## REQUIREMENT
Return the entries below verbatim. Pictures stay out.

[Data records]
################

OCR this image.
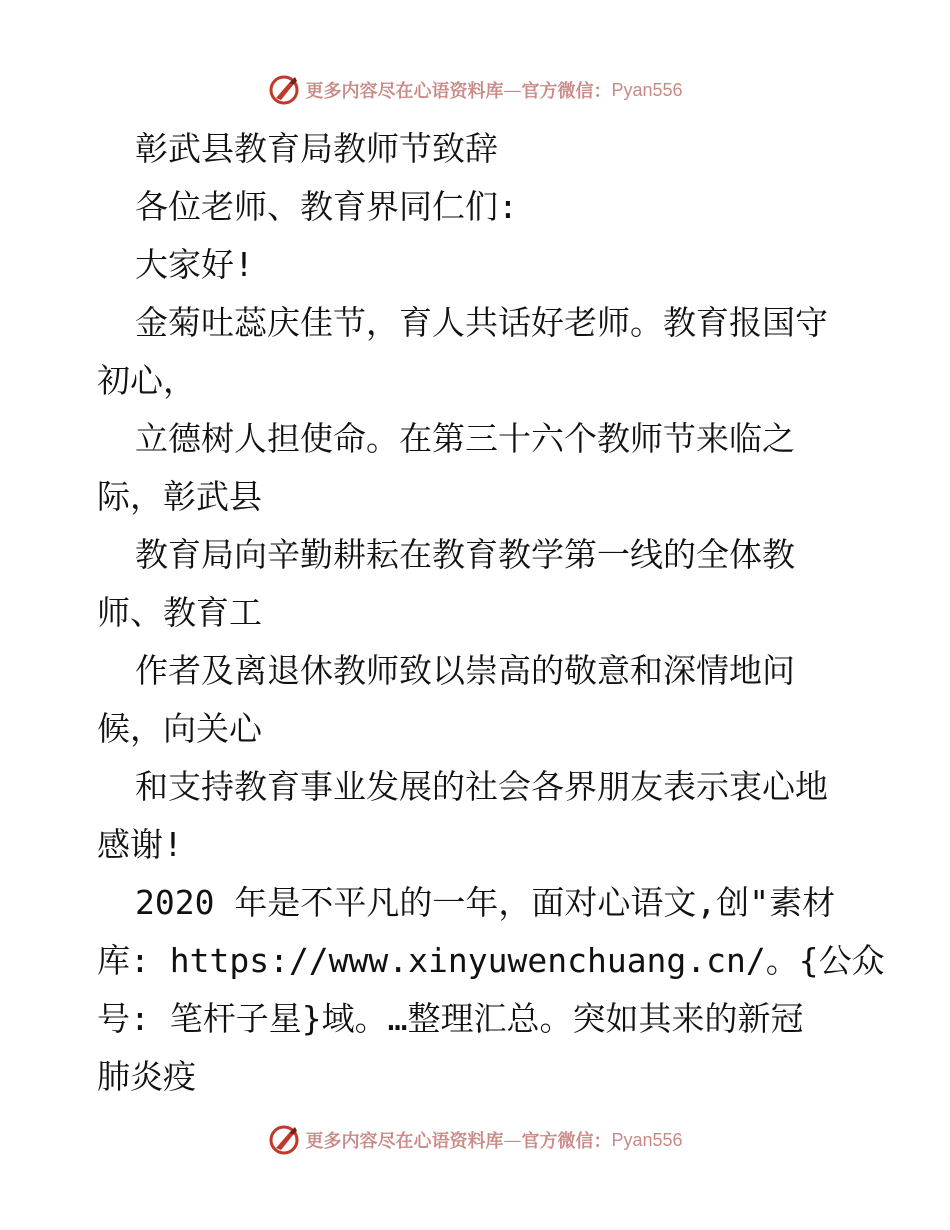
更多内容尽在心语资料库 — 官方微信： Pyan556
彰武县教育局教师节致辞
各位老师、教育界同仁们:
大家好!
金菊吐蕊庆佳节，育人共话好老师。教育报国守
初心，
立德树人担使命。在第三十六个教师节来临之
际，彰武县
教育局向辛勤耕耘在教育教学第一线的全体教
师、教育工
作者及离退休教师致以崇高的敬意和深情地问
候，向关心
和支持教育事业发展的社会各界朋友表示衷心地
感谢!
2020 年是不平凡的一年，面对心语文,创"素材
库: https://www.xinyuwenchuang.cn/。{公众
号: 笔杆子星}域。…整理汇总。突如其来的新冠
肺炎疫
更多内容尽在心语资料库 — 官方微信： Pyan556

################

## SOLUTION FOR THIS EXERCISE
OCR this image.
更多内容尽在心语资料库 — 官方微信： Pyan556
彰武县教育局教师节致辞
各位老师、教育界同仁们:
大家好!
金菊吐蕊庆佳节，育人共话好老师。教育报国守
初心，
立德树人担使命。在第三十六个教师节来临之
际，彰武县
教育局向辛勤耕耘在教育教学第一线的全体教
师、教育工
作者及离退休教师致以崇高的敬意和深情地问
候，向关心
和支持教育事业发展的社会各界朋友表示衷心地
感谢!
2020 年是不平凡的一年，面对心语文,创"素材
库: https://www.xinyuwenchuang.cn/。{公众
号: 笔杆子星}域。…整理汇总。突如其来的新冠
肺炎疫
更多内容尽在心语资料库 — 官方微信： Pyan556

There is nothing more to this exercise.